(Listed records)
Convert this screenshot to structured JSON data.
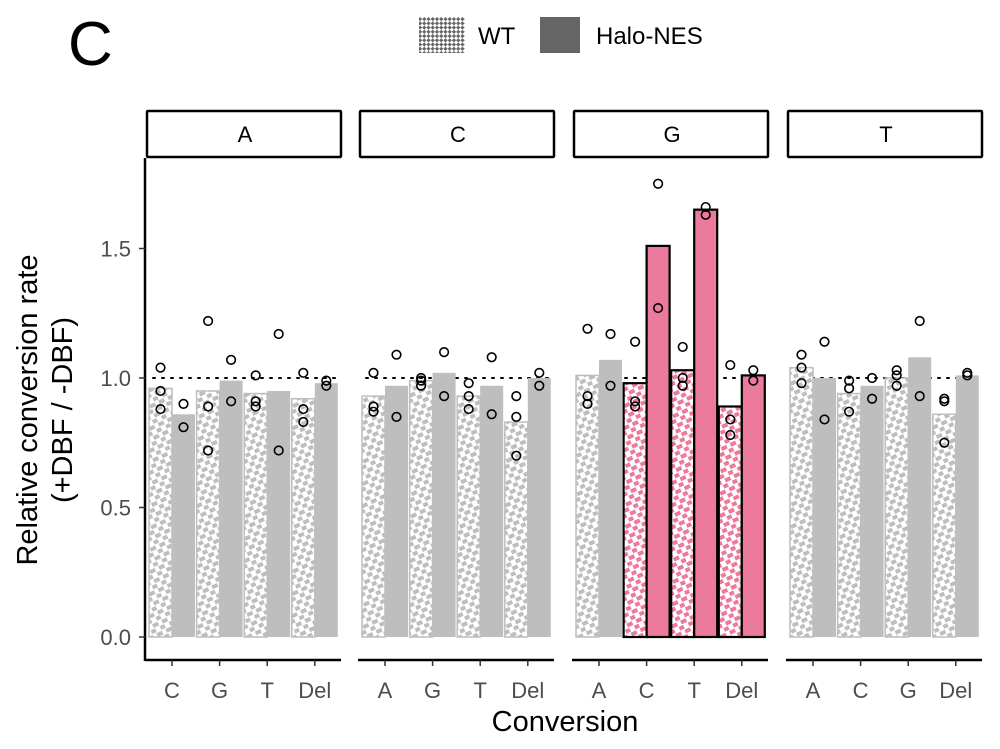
{
  "panel_letter": "C",
  "chart_data": {
    "type": "bar",
    "xlabel": "Conversion",
    "ylabel": [
      "Relative conversion rate",
      "(+DBF / -DBF)"
    ],
    "ylim": [
      0,
      1.85
    ],
    "yticks": [
      0.0,
      0.5,
      1.0,
      1.5
    ],
    "ytick_labels": [
      "0.0",
      "0.5",
      "1.0",
      "1.5"
    ],
    "reference_line": 1.0,
    "grid": false,
    "legend": {
      "placement": "top",
      "entries": [
        {
          "name": "WT",
          "style": "hatched"
        },
        {
          "name": "Halo-NES",
          "style": "solid"
        }
      ]
    },
    "colors": {
      "default": "#bebebe",
      "highlight": "#ec7a9c"
    },
    "panels": [
      {
        "facet": "A",
        "categories": [
          "C",
          "G",
          "T",
          "Del"
        ],
        "series": [
          {
            "name": "WT",
            "values": [
              0.96,
              0.95,
              0.94,
              0.92
            ],
            "points": [
              [
                1.04,
                0.95,
                0.88
              ],
              [
                1.22,
                0.89,
                0.72
              ],
              [
                1.01,
                0.91,
                0.89
              ],
              [
                1.02,
                0.88,
                0.83
              ]
            ]
          },
          {
            "name": "Halo-NES",
            "values": [
              0.86,
              0.99,
              0.95,
              0.98
            ],
            "points": [
              [
                0.9,
                0.81
              ],
              [
                1.07,
                0.91
              ],
              [
                1.17,
                0.72
              ],
              [
                0.99,
                0.97
              ]
            ]
          }
        ],
        "highlighted": [
          false,
          false,
          false,
          false
        ]
      },
      {
        "facet": "C",
        "categories": [
          "A",
          "G",
          "T",
          "Del"
        ],
        "series": [
          {
            "name": "WT",
            "values": [
              0.93,
              0.99,
              0.93,
              0.83
            ],
            "points": [
              [
                1.02,
                0.89,
                0.87
              ],
              [
                1.0,
                0.99,
                0.97
              ],
              [
                0.98,
                0.93,
                0.88
              ],
              [
                0.93,
                0.85,
                0.7
              ]
            ]
          },
          {
            "name": "Halo-NES",
            "values": [
              0.97,
              1.02,
              0.97,
              1.0
            ],
            "points": [
              [
                1.09,
                0.85
              ],
              [
                1.1,
                0.93
              ],
              [
                1.08,
                0.86
              ],
              [
                1.02,
                0.97
              ]
            ]
          }
        ],
        "highlighted": [
          false,
          false,
          false,
          false
        ]
      },
      {
        "facet": "G",
        "categories": [
          "A",
          "C",
          "T",
          "Del"
        ],
        "series": [
          {
            "name": "WT",
            "values": [
              1.01,
              0.98,
              1.03,
              0.89
            ],
            "points": [
              [
                1.19,
                0.93,
                0.9
              ],
              [
                1.14,
                0.91,
                0.89
              ],
              [
                1.12,
                1.0,
                0.97
              ],
              [
                1.05,
                0.84,
                0.78
              ]
            ]
          },
          {
            "name": "Halo-NES",
            "values": [
              1.07,
              1.51,
              1.65,
              1.01
            ],
            "points": [
              [
                1.17,
                0.97
              ],
              [
                1.75,
                1.27
              ],
              [
                1.66,
                1.63
              ],
              [
                1.03,
                0.99
              ]
            ]
          }
        ],
        "highlighted": [
          false,
          true,
          true,
          true
        ]
      },
      {
        "facet": "T",
        "categories": [
          "A",
          "C",
          "G",
          "Del"
        ],
        "series": [
          {
            "name": "WT",
            "values": [
              1.04,
              0.94,
              1.0,
              0.86
            ],
            "points": [
              [
                1.09,
                1.04,
                0.98
              ],
              [
                0.99,
                0.96,
                0.87
              ],
              [
                1.03,
                1.01,
                0.97
              ],
              [
                0.92,
                0.91,
                0.75
              ]
            ]
          },
          {
            "name": "Halo-NES",
            "values": [
              1.0,
              0.97,
              1.08,
              1.01
            ],
            "points": [
              [
                1.14,
                0.84
              ],
              [
                1.0,
                0.92
              ],
              [
                1.22,
                0.93
              ],
              [
                1.02,
                1.01
              ]
            ]
          }
        ],
        "highlighted": [
          false,
          false,
          false,
          false
        ]
      }
    ]
  }
}
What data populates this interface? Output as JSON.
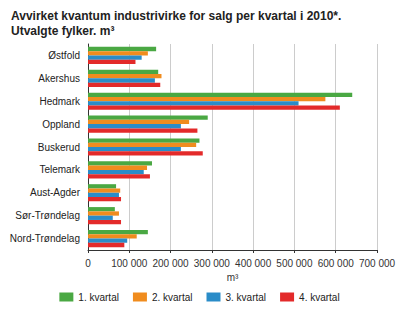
{
  "chart_data": {
    "type": "bar",
    "orientation": "horizontal",
    "title": "Avvirket kvantum industrivirke for salg per kvartal i 2010*. Utvalgte fylker. m³",
    "xlabel": "m³",
    "categories": [
      "Østfold",
      "Akershus",
      "Hedmark",
      "Oppland",
      "Buskerud",
      "Telemark",
      "Aust-Agder",
      "Sør-Trøndelag",
      "Nord-Trøndelag"
    ],
    "series": [
      {
        "name": "1. kvartal",
        "color": "#4aa843",
        "values": [
          165000,
          170000,
          640000,
          290000,
          270000,
          155000,
          68000,
          65000,
          145000
        ]
      },
      {
        "name": "2. kvartal",
        "color": "#f08c1e",
        "values": [
          145000,
          178000,
          575000,
          245000,
          262000,
          143000,
          78000,
          75000,
          118000
        ]
      },
      {
        "name": "3. kvartal",
        "color": "#2a8cc8",
        "values": [
          130000,
          162000,
          510000,
          225000,
          225000,
          135000,
          75000,
          60000,
          95000
        ]
      },
      {
        "name": "4. kvartal",
        "color": "#e32a2a",
        "values": [
          115000,
          175000,
          610000,
          265000,
          278000,
          150000,
          80000,
          80000,
          88000
        ]
      }
    ],
    "xlim": [
      0,
      700000
    ],
    "xticks": [
      0,
      {
        "value": 100000,
        "label": "100 000"
      },
      {
        "value": 200000,
        "label": "200 000"
      },
      {
        "value": 300000,
        "label": "300 000"
      },
      {
        "value": 400000,
        "label": "400 000"
      },
      {
        "value": 500000,
        "label": "500 000"
      },
      {
        "value": 600000,
        "label": "600 000"
      },
      {
        "value": 700000,
        "label": "700 000"
      }
    ],
    "grid": true,
    "legend": "bottom"
  }
}
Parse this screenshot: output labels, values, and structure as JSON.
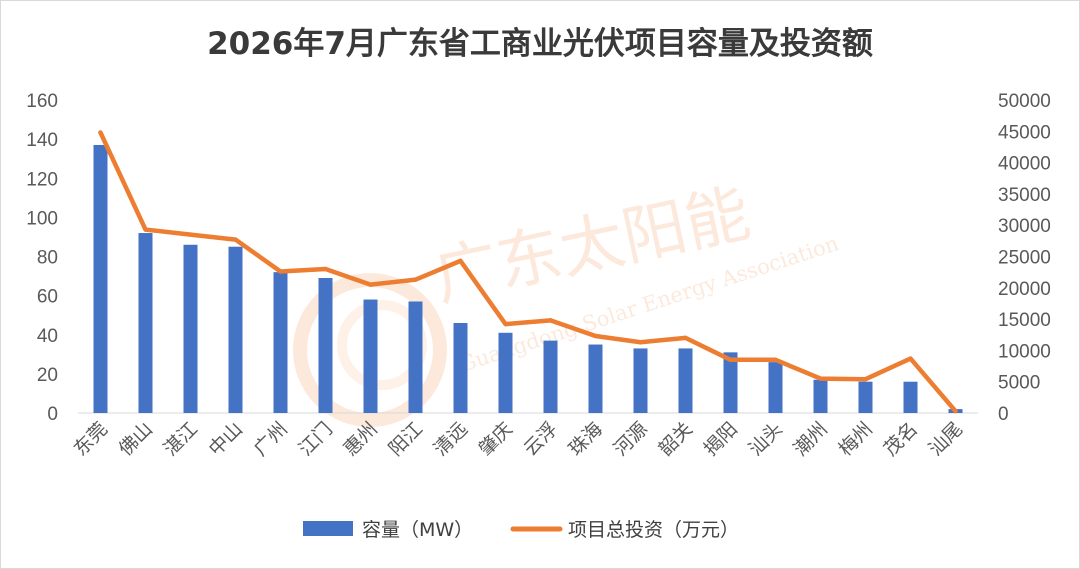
{
  "chart_data": {
    "type": "bar",
    "title": "2026年7月广东省工商业光伏项目容量及投资额",
    "categories": [
      "东莞",
      "佛山",
      "湛江",
      "中山",
      "广州",
      "江门",
      "惠州",
      "阳江",
      "清远",
      "肇庆",
      "云浮",
      "珠海",
      "河源",
      "韶关",
      "揭阳",
      "汕头",
      "潮州",
      "梅州",
      "茂名",
      "汕尾"
    ],
    "series": [
      {
        "name": "容量（MW）",
        "type": "bar",
        "axis": "left",
        "color": "#4472c4",
        "values": [
          137,
          92,
          86,
          85,
          72,
          69,
          58,
          57,
          46,
          41,
          37,
          35,
          33,
          33,
          31,
          26,
          17,
          16,
          16,
          2
        ]
      },
      {
        "name": "项目总投资（万元）",
        "type": "line",
        "axis": "right",
        "color": "#ed7d31",
        "values": [
          44800,
          29300,
          28500,
          27700,
          22600,
          23000,
          20500,
          21300,
          24300,
          14200,
          14800,
          12300,
          11300,
          12000,
          8500,
          8500,
          5500,
          5400,
          8700,
          300
        ]
      }
    ],
    "y_left": {
      "min": 0,
      "max": 160,
      "ticks": [
        0,
        20,
        40,
        60,
        80,
        100,
        120,
        140,
        160
      ]
    },
    "y_right": {
      "min": 0,
      "max": 50000,
      "ticks": [
        0,
        5000,
        10000,
        15000,
        20000,
        25000,
        30000,
        35000,
        40000,
        45000,
        50000
      ]
    },
    "grid": false,
    "legend_position": "bottom"
  },
  "watermark": {
    "text_cn": "广东太阳能",
    "text_en": "Guangdong Solar Energy Association"
  }
}
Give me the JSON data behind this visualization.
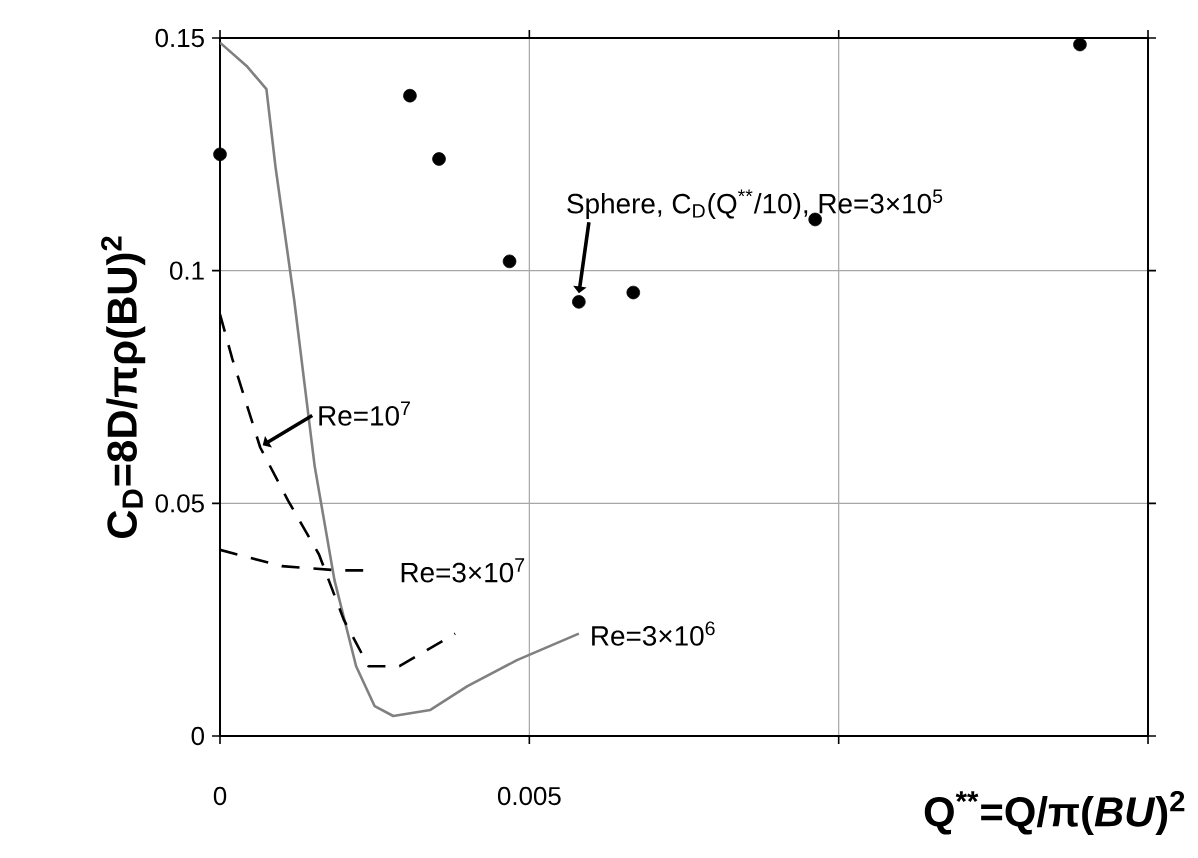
{
  "chart_data": {
    "type": "line",
    "xlabel": "Q$^{**}$=Q/π(*BU*)$^{2}$",
    "ylabel": "C$_{D}$=8D/πρ(BU)$^{2}$",
    "xlim": [
      0,
      0.015
    ],
    "ylim": [
      0,
      0.15
    ],
    "xticks": [
      0,
      0.005,
      {
        "value": 0.01,
        "label": null
      },
      {
        "value": 0.015,
        "label": null
      }
    ],
    "yticks": [
      0,
      0.05,
      0.1,
      0.15
    ],
    "grid": true,
    "series": [
      {
        "name": "Re=3×10$^{6}$",
        "color": "#808080",
        "line_style": "solid",
        "marker": "none",
        "x": [
          0,
          0.00043,
          0.00075,
          0.0009,
          0.0012,
          0.00153,
          0.00185,
          0.0022,
          0.0025,
          0.0028,
          0.0034,
          0.004,
          0.0048,
          0.0058
        ],
        "values": [
          0.149,
          0.144,
          0.139,
          0.122,
          0.0936,
          0.058,
          0.0335,
          0.015,
          0.0064,
          0.0043,
          0.0056,
          0.0107,
          0.0163,
          0.022
        ]
      },
      {
        "name": "Re=10$^{7}$",
        "color": "#000000",
        "line_style": "dashed",
        "marker": "none",
        "x": [
          0,
          0.0002,
          0.00065,
          0.0011,
          0.0016,
          0.002,
          0.0024,
          0.0029,
          0.0038
        ],
        "values": [
          0.0906,
          0.081,
          0.062,
          0.0506,
          0.039,
          0.025,
          0.015,
          0.015,
          0.022
        ]
      },
      {
        "name": "Re=3×10$^{7}$",
        "color": "#000000",
        "line_style": "dashed",
        "marker": "none",
        "x": [
          0,
          0.001,
          0.0019,
          0.0024
        ],
        "values": [
          0.04,
          0.0365,
          0.0356,
          0.0356
        ]
      },
      {
        "name": "Sphere, C$_{D}$(Q$^{**}$/10), Re=3×10$^{5}$",
        "type": "scatter",
        "color": "#000000",
        "marker": "circle",
        "x": [
          0,
          0.00307,
          0.00354,
          0.00468,
          0.0058,
          0.00668,
          0.00962,
          0.0139
        ],
        "values": [
          0.125,
          0.1376,
          0.124,
          0.102,
          0.0933,
          0.0953,
          0.111,
          0.1486
        ]
      }
    ]
  }
}
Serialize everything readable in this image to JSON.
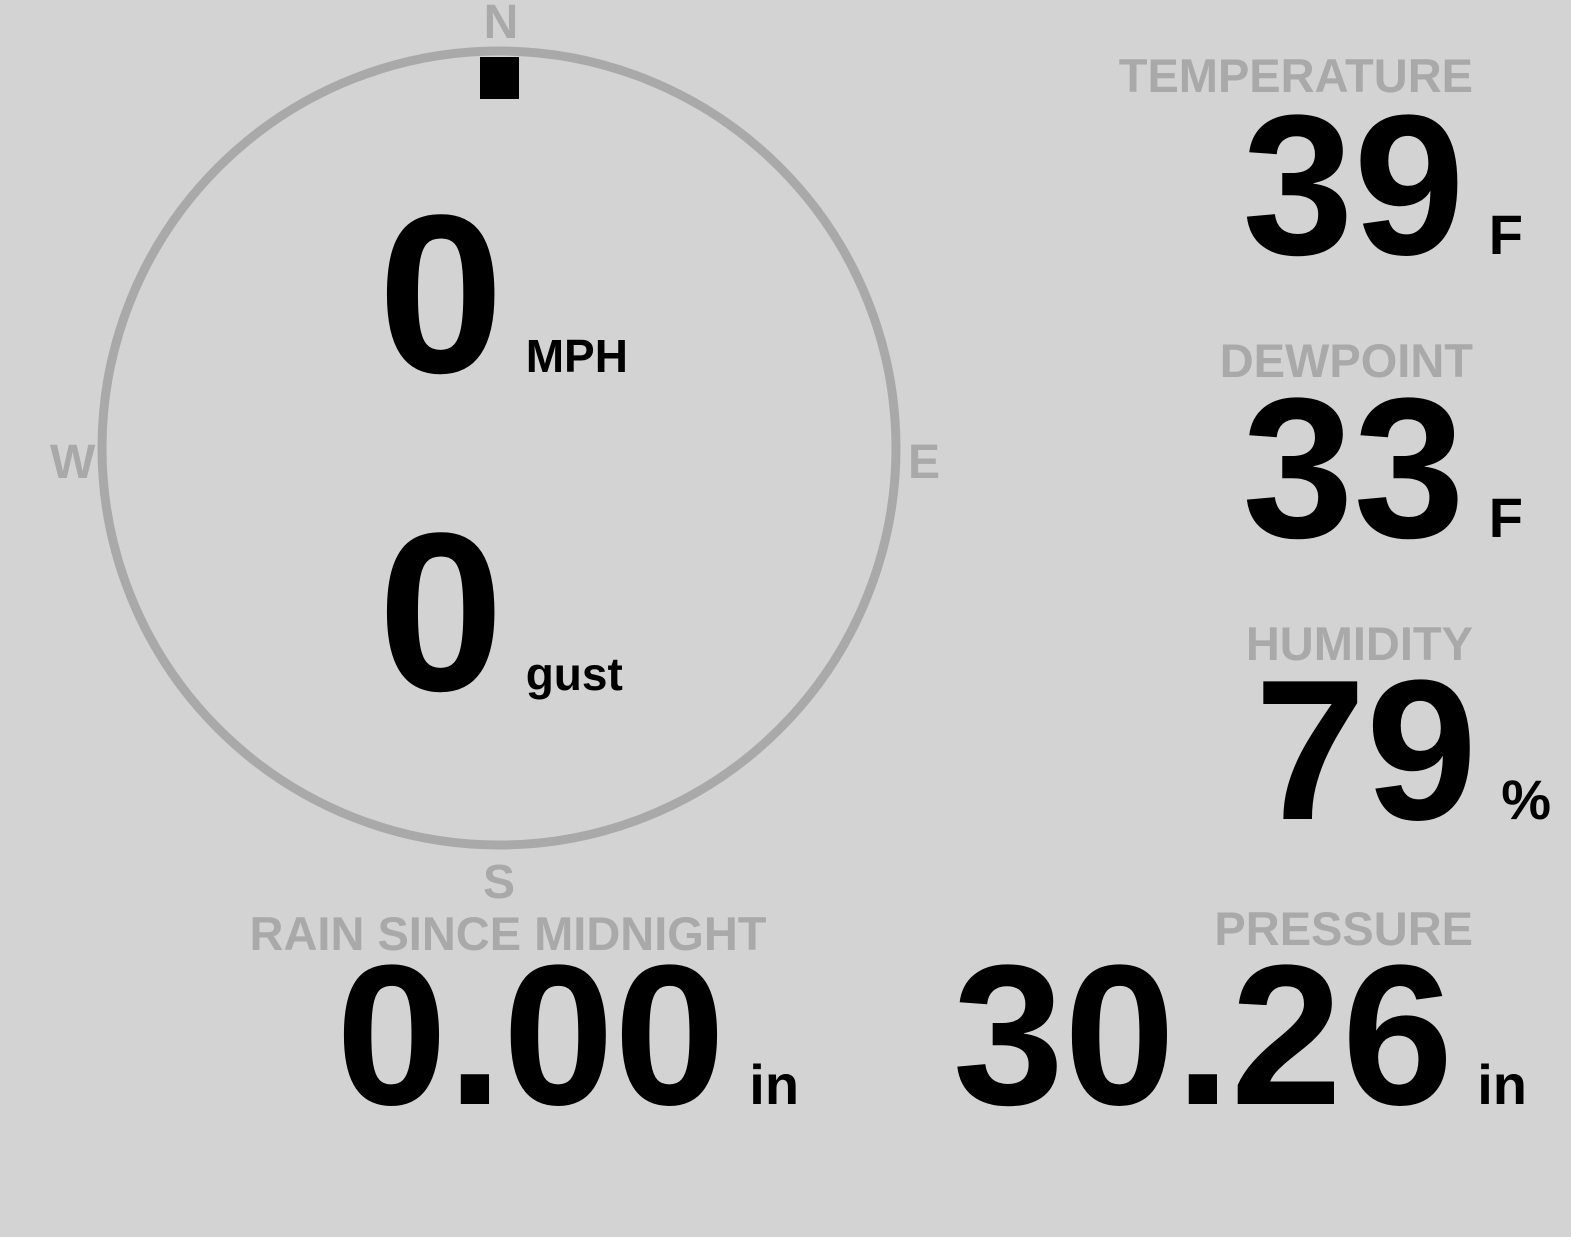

(Your objective) Give only a number: how many lines of the data hold the string "JSON"?

(Solution to the exercise) 5